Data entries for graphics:
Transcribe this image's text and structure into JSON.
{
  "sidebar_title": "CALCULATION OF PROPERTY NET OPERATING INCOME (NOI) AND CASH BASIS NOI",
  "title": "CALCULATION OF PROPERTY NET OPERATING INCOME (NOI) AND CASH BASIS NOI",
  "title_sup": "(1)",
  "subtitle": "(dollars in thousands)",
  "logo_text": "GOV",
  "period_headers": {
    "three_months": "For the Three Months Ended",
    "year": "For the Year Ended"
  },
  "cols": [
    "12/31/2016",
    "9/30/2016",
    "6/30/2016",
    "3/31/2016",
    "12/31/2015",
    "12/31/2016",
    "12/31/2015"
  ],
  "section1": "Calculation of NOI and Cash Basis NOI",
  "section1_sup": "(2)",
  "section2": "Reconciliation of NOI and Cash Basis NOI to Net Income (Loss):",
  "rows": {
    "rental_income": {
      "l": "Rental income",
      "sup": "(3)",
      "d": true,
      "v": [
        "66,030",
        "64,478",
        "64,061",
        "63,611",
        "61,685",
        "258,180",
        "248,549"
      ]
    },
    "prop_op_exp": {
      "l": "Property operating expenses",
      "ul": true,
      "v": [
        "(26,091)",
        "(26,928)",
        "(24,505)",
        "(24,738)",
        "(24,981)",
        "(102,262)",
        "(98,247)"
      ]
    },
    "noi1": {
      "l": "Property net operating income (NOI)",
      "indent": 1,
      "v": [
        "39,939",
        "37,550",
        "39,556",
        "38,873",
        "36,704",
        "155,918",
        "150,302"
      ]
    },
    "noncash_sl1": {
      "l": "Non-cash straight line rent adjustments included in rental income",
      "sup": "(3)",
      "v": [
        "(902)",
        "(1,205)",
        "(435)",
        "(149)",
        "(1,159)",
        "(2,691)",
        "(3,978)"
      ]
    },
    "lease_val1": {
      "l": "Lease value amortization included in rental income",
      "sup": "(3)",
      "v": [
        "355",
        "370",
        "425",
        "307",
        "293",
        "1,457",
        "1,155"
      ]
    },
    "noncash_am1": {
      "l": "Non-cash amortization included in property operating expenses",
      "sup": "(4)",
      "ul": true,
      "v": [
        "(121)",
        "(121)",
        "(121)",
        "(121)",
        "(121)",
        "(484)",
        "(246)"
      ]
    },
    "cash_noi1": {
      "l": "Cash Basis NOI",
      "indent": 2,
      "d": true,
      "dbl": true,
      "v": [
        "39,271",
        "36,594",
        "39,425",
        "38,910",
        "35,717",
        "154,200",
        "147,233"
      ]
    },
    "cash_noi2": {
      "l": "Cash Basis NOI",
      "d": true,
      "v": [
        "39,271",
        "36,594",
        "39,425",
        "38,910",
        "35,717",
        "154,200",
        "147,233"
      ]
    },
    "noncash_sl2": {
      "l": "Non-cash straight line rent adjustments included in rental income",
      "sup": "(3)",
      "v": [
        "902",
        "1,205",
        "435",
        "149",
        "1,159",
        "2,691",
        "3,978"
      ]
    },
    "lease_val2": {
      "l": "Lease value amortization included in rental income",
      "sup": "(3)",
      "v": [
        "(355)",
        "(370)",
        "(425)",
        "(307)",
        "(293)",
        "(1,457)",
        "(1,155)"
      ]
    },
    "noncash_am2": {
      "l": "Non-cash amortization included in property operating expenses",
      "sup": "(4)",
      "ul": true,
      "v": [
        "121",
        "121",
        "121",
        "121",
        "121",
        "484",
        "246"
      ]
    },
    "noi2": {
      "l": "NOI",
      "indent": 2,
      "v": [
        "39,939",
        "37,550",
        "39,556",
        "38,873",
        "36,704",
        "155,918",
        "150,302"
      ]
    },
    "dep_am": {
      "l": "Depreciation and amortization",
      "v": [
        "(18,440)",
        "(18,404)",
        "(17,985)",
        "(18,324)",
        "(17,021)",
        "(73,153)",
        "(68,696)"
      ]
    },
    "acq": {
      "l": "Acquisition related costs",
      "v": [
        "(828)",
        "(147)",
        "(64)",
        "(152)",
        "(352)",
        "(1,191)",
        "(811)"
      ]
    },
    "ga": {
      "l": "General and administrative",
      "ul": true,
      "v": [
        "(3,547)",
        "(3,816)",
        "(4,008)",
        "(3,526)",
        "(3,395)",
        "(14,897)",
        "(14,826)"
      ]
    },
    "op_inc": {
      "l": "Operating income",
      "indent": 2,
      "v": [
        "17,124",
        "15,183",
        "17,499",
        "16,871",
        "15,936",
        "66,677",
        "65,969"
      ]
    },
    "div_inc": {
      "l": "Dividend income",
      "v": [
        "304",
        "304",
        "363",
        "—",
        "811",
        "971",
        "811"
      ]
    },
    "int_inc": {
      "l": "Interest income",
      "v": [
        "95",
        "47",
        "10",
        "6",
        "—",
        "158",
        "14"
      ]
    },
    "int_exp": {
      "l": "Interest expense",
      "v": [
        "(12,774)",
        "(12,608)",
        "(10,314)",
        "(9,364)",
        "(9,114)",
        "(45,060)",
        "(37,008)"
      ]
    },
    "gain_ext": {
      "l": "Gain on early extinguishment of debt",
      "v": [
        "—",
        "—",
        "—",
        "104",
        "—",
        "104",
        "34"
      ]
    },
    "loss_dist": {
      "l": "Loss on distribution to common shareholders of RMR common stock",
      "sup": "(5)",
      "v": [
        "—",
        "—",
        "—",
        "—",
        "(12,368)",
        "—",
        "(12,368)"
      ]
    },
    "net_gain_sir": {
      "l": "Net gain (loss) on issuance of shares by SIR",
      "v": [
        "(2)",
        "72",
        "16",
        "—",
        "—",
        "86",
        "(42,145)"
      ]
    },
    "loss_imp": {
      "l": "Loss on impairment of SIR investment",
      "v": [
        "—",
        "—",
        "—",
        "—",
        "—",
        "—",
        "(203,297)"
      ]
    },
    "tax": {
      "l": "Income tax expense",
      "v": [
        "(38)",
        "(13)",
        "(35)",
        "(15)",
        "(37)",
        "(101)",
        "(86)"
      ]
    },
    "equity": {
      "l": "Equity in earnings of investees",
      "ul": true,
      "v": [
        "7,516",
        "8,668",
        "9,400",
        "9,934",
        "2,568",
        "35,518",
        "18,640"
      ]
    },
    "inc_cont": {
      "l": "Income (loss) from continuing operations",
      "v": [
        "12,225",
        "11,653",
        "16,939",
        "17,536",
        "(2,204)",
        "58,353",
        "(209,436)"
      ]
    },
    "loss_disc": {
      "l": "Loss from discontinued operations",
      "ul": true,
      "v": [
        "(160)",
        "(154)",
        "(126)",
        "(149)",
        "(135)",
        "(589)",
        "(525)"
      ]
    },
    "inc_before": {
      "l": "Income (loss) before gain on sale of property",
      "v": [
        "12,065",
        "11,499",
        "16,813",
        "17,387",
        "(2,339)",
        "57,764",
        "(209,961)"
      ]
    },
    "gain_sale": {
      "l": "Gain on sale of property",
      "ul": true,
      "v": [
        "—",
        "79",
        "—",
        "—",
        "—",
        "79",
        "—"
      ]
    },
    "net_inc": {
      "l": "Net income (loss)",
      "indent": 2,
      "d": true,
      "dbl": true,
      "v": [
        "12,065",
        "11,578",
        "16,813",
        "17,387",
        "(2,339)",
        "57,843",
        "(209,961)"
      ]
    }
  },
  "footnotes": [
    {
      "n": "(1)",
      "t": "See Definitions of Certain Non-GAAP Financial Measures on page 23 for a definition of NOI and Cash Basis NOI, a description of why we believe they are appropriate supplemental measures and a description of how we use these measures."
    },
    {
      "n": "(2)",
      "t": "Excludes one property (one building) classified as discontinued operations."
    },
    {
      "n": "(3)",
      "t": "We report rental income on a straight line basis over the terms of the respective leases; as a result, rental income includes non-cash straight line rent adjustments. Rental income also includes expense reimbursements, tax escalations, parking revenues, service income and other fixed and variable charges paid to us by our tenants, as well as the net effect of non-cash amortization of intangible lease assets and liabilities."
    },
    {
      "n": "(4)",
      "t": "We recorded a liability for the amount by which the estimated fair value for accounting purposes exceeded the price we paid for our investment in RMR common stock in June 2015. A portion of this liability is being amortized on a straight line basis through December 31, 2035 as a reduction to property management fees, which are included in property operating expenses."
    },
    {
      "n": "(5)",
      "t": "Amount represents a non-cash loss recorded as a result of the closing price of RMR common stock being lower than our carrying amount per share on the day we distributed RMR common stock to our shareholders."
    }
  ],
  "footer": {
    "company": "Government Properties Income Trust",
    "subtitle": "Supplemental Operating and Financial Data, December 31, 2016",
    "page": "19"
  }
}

▶ **SET EXERCISE**
Only the number is wanted: how many lines in the entries above contain the string "operations"?

▶ **THE REPLY**
3